-- START OF Records for the task --
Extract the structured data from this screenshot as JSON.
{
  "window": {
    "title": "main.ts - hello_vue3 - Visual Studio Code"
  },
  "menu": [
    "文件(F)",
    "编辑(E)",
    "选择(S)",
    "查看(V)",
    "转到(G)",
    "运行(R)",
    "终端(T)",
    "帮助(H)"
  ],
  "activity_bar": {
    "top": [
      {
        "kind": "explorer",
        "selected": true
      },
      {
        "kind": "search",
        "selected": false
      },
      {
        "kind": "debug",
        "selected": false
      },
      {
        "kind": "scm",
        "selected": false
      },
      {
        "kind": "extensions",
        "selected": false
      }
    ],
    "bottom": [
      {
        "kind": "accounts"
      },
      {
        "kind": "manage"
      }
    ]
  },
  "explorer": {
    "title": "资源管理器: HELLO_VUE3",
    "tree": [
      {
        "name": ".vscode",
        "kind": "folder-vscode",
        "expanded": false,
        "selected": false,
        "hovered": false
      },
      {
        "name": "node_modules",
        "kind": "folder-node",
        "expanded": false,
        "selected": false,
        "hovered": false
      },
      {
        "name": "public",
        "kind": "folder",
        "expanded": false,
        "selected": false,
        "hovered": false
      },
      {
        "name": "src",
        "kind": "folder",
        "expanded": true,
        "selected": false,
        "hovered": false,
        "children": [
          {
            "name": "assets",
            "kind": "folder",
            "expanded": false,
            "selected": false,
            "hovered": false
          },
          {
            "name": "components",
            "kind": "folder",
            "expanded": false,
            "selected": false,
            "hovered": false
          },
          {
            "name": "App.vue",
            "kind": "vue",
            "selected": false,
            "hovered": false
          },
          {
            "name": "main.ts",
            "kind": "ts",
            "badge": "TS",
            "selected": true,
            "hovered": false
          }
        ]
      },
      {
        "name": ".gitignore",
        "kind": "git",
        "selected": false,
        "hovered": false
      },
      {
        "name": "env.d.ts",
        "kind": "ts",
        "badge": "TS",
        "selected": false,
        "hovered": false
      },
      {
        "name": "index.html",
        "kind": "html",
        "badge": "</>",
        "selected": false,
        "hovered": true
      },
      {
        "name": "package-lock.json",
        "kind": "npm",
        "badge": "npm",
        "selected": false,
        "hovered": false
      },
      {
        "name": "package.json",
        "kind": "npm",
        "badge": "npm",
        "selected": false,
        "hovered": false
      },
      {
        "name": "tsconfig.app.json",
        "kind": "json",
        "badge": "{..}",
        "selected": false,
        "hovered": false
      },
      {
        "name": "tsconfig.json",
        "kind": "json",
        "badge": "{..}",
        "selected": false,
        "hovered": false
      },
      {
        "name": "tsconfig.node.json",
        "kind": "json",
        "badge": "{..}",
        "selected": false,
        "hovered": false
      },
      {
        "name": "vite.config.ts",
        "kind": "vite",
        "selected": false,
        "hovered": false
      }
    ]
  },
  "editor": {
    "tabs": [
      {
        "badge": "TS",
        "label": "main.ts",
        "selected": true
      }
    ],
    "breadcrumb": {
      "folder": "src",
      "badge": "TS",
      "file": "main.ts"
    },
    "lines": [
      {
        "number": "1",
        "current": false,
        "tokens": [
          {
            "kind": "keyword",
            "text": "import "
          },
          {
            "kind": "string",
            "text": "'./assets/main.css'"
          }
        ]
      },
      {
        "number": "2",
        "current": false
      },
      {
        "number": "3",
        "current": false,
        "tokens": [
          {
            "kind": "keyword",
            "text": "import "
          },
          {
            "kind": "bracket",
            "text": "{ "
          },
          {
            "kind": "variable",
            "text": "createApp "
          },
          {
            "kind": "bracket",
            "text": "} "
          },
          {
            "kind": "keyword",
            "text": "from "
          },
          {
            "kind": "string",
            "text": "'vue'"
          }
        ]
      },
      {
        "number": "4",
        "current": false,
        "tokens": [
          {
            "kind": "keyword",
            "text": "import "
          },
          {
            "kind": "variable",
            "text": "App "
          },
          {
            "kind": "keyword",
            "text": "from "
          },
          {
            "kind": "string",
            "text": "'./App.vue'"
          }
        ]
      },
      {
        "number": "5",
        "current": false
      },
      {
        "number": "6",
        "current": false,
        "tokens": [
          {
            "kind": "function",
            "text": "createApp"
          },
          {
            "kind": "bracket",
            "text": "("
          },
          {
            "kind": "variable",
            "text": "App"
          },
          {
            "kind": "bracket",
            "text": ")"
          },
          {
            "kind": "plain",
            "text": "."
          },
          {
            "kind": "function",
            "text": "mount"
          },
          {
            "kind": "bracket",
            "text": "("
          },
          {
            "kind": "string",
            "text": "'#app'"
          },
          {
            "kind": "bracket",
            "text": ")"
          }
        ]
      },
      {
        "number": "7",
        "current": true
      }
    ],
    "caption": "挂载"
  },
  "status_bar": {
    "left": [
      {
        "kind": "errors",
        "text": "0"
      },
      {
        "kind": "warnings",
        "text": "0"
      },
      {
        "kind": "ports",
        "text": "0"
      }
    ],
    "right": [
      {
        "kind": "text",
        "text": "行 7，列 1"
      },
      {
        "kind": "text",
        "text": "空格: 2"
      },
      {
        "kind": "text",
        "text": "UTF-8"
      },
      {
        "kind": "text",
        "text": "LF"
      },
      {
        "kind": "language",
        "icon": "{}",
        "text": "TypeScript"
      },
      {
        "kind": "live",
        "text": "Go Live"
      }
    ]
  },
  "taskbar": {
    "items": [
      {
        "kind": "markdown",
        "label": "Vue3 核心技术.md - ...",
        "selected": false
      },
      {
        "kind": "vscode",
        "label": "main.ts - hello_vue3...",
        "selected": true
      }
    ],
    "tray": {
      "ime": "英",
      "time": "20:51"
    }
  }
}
-- END OF Records for the task --
• **Exercise objective**
Write out each line of the data above again, exactly as given.

• **Answer for this exercise**
Extract the structured data from this screenshot as JSON.
{
  "window": {
    "title": "main.ts - hello_vue3 - Visual Studio Code"
  },
  "menu": [
    "文件(F)",
    "编辑(E)",
    "选择(S)",
    "查看(V)",
    "转到(G)",
    "运行(R)",
    "终端(T)",
    "帮助(H)"
  ],
  "activity_bar": {
    "top": [
      {
        "kind": "explorer",
        "selected": true
      },
      {
        "kind": "search",
        "selected": false
      },
      {
        "kind": "debug",
        "selected": false
      },
      {
        "kind": "scm",
        "selected": false
      },
      {
        "kind": "extensions",
        "selected": false
      }
    ],
    "bottom": [
      {
        "kind": "accounts"
      },
      {
        "kind": "manage"
      }
    ]
  },
  "explorer": {
    "title": "资源管理器: HELLO_VUE3",
    "tree": [
      {
        "name": ".vscode",
        "kind": "folder-vscode",
        "expanded": false,
        "selected": false,
        "hovered": false
      },
      {
        "name": "node_modules",
        "kind": "folder-node",
        "expanded": false,
        "selected": false,
        "hovered": false
      },
      {
        "name": "public",
        "kind": "folder",
        "expanded": false,
        "selected": false,
        "hovered": false
      },
      {
        "name": "src",
        "kind": "folder",
        "expanded": true,
        "selected": false,
        "hovered": false,
        "children": [
          {
            "name": "assets",
            "kind": "folder",
            "expanded": false,
            "selected": false,
            "hovered": false
          },
          {
            "name": "components",
            "kind": "folder",
            "expanded": false,
            "selected": false,
            "hovered": false
          },
          {
            "name": "App.vue",
            "kind": "vue",
            "selected": false,
            "hovered": false
          },
          {
            "name": "main.ts",
            "kind": "ts",
            "badge": "TS",
            "selected": true,
            "hovered": false
          }
        ]
      },
      {
        "name": ".gitignore",
        "kind": "git",
        "selected": false,
        "hovered": false
      },
      {
        "name": "env.d.ts",
        "kind": "ts",
        "badge": "TS",
        "selected": false,
        "hovered": false
      },
      {
        "name": "index.html",
        "kind": "html",
        "badge": "</>",
        "selected": false,
        "hovered": true
      },
      {
        "name": "package-lock.json",
        "kind": "npm",
        "badge": "npm",
        "selected": false,
        "hovered": false
      },
      {
        "name": "package.json",
        "kind": "npm",
        "badge": "npm",
        "selected": false,
        "hovered": false
      },
      {
        "name": "tsconfig.app.json",
        "kind": "json",
        "badge": "{..}",
        "selected": false,
        "hovered": false
      },
      {
        "name": "tsconfig.json",
        "kind": "json",
        "badge": "{..}",
        "selected": false,
        "hovered": false
      },
      {
        "name": "tsconfig.node.json",
        "kind": "json",
        "badge": "{..}",
        "selected": false,
        "hovered": false
      },
      {
        "name": "vite.config.ts",
        "kind": "vite",
        "selected": false,
        "hovered": false
      }
    ]
  },
  "editor": {
    "tabs": [
      {
        "badge": "TS",
        "label": "main.ts",
        "selected": true
      }
    ],
    "breadcrumb": {
      "folder": "src",
      "badge": "TS",
      "file": "main.ts"
    },
    "lines": [
      {
        "number": "1",
        "current": false,
        "tokens": [
          {
            "kind": "keyword",
            "text": "import "
          },
          {
            "kind": "string",
            "text": "'./assets/main.css'"
          }
        ]
      },
      {
        "number": "2",
        "current": false
      },
      {
        "number": "3",
        "current": false,
        "tokens": [
          {
            "kind": "keyword",
            "text": "import "
          },
          {
            "kind": "bracket",
            "text": "{ "
          },
          {
            "kind": "variable",
            "text": "createApp "
          },
          {
            "kind": "bracket",
            "text": "} "
          },
          {
            "kind": "keyword",
            "text": "from "
          },
          {
            "kind": "string",
            "text": "'vue'"
          }
        ]
      },
      {
        "number": "4",
        "current": false,
        "tokens": [
          {
            "kind": "keyword",
            "text": "import "
          },
          {
            "kind": "variable",
            "text": "App "
          },
          {
            "kind": "keyword",
            "text": "from "
          },
          {
            "kind": "string",
            "text": "'./App.vue'"
          }
        ]
      },
      {
        "number": "5",
        "current": false
      },
      {
        "number": "6",
        "current": false,
        "tokens": [
          {
            "kind": "function",
            "text": "createApp"
          },
          {
            "kind": "bracket",
            "text": "("
          },
          {
            "kind": "variable",
            "text": "App"
          },
          {
            "kind": "bracket",
            "text": ")"
          },
          {
            "kind": "plain",
            "text": "."
          },
          {
            "kind": "function",
            "text": "mount"
          },
          {
            "kind": "bracket",
            "text": "("
          },
          {
            "kind": "string",
            "text": "'#app'"
          },
          {
            "kind": "bracket",
            "text": ")"
          }
        ]
      },
      {
        "number": "7",
        "current": true
      }
    ],
    "caption": "挂载"
  },
  "status_bar": {
    "left": [
      {
        "kind": "errors",
        "text": "0"
      },
      {
        "kind": "warnings",
        "text": "0"
      },
      {
        "kind": "ports",
        "text": "0"
      }
    ],
    "right": [
      {
        "kind": "text",
        "text": "行 7，列 1"
      },
      {
        "kind": "text",
        "text": "空格: 2"
      },
      {
        "kind": "text",
        "text": "UTF-8"
      },
      {
        "kind": "text",
        "text": "LF"
      },
      {
        "kind": "language",
        "icon": "{}",
        "text": "TypeScript"
      },
      {
        "kind": "live",
        "text": "Go Live"
      }
    ]
  },
  "taskbar": {
    "items": [
      {
        "kind": "markdown",
        "label": "Vue3 核心技术.md - ...",
        "selected": false
      },
      {
        "kind": "vscode",
        "label": "main.ts - hello_vue3...",
        "selected": true
      }
    ],
    "tray": {
      "ime": "英",
      "time": "20:51"
    }
  }
}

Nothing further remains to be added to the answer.